— DATA SECTION —
#####

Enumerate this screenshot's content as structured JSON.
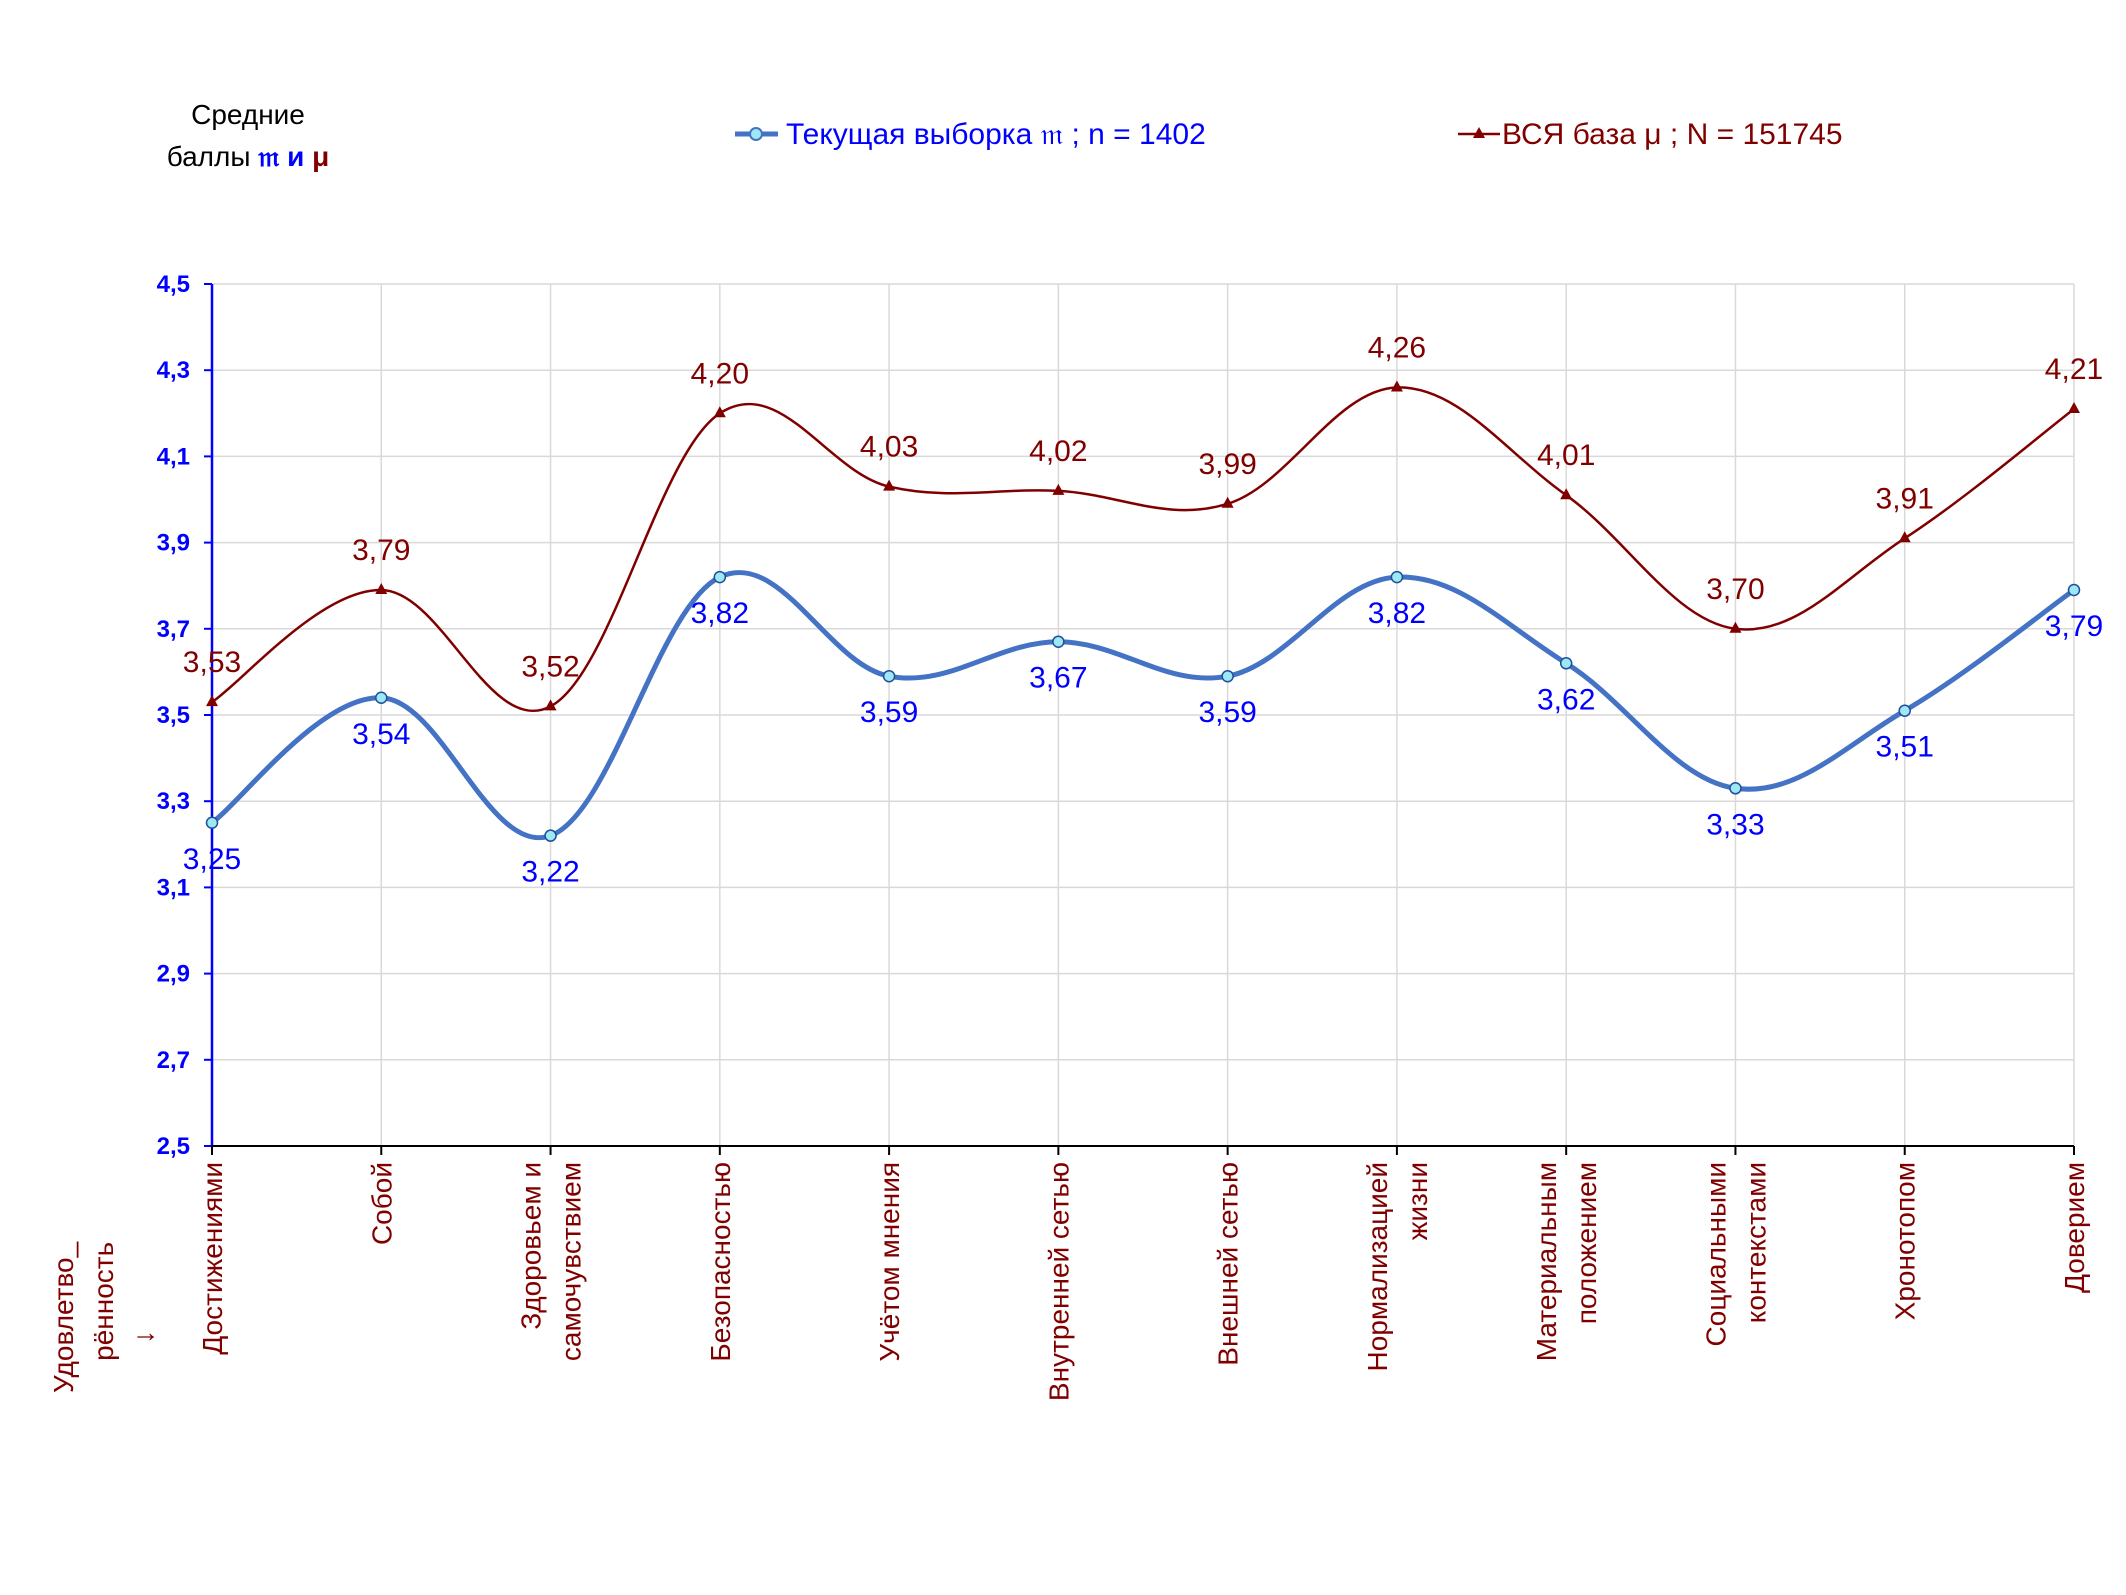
{
  "chart_data": {
    "type": "line",
    "y_axis_title": [
      "Средние",
      "баллы"
    ],
    "y_axis_title_symbols": {
      "m": "𝔪",
      "and": "и",
      "mu": "μ"
    },
    "x_axis_title": [
      "Удовлетво_",
      "рённость",
      "↓"
    ],
    "categories": [
      [
        "Достижениями"
      ],
      [
        "Собой"
      ],
      [
        "Здоровьем и",
        "самочувствием"
      ],
      [
        "Безопасностью"
      ],
      [
        "Учётом мнения"
      ],
      [
        "Внутренней сетью"
      ],
      [
        "Внешней сетью"
      ],
      [
        "Нормализацией",
        "жизни"
      ],
      [
        "Материальным",
        "положением"
      ],
      [
        "Социальными",
        "контекстами"
      ],
      [
        "Хронотопом"
      ],
      [
        "Доверием"
      ]
    ],
    "series": [
      {
        "name": "Текущая выборка 𝔪 ; n = 1402",
        "color": "#4472C4",
        "label_color": "#0000FF",
        "marker": "circle",
        "values": [
          3.25,
          3.54,
          3.22,
          3.82,
          3.59,
          3.67,
          3.59,
          3.82,
          3.62,
          3.33,
          3.51,
          3.79
        ],
        "labels": [
          "3,25",
          "3,54",
          "3,22",
          "3,82",
          "3,59",
          "3,67",
          "3,59",
          "3,82",
          "3,62",
          "3,33",
          "3,51",
          "3,79"
        ]
      },
      {
        "name": "ВСЯ база μ ; N = 151745",
        "color": "#800000",
        "label_color": "#800000",
        "marker": "triangle",
        "values": [
          3.53,
          3.79,
          3.52,
          4.2,
          4.03,
          4.02,
          3.99,
          4.26,
          4.01,
          3.7,
          3.91,
          4.21
        ],
        "labels": [
          "3,53",
          "3,79",
          "3,52",
          "4,20",
          "4,03",
          "4,02",
          "3,99",
          "4,26",
          "4,01",
          "3,70",
          "3,91",
          "4,21"
        ]
      }
    ],
    "ylim": [
      2.5,
      4.5
    ],
    "yticks": [
      2.5,
      2.7,
      2.9,
      3.1,
      3.3,
      3.5,
      3.7,
      3.9,
      4.1,
      4.3,
      4.5
    ],
    "ytick_labels": [
      "2,5",
      "2,7",
      "2,9",
      "3,1",
      "3,3",
      "3,5",
      "3,7",
      "3,9",
      "4,1",
      "4,3",
      "4,5"
    ],
    "grid": true,
    "legend_position": "top"
  }
}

#####

— GOAL OF THE EXERCISE —
Only the number is needed here: how many lines of the records contain "name"?

— REPLY —
2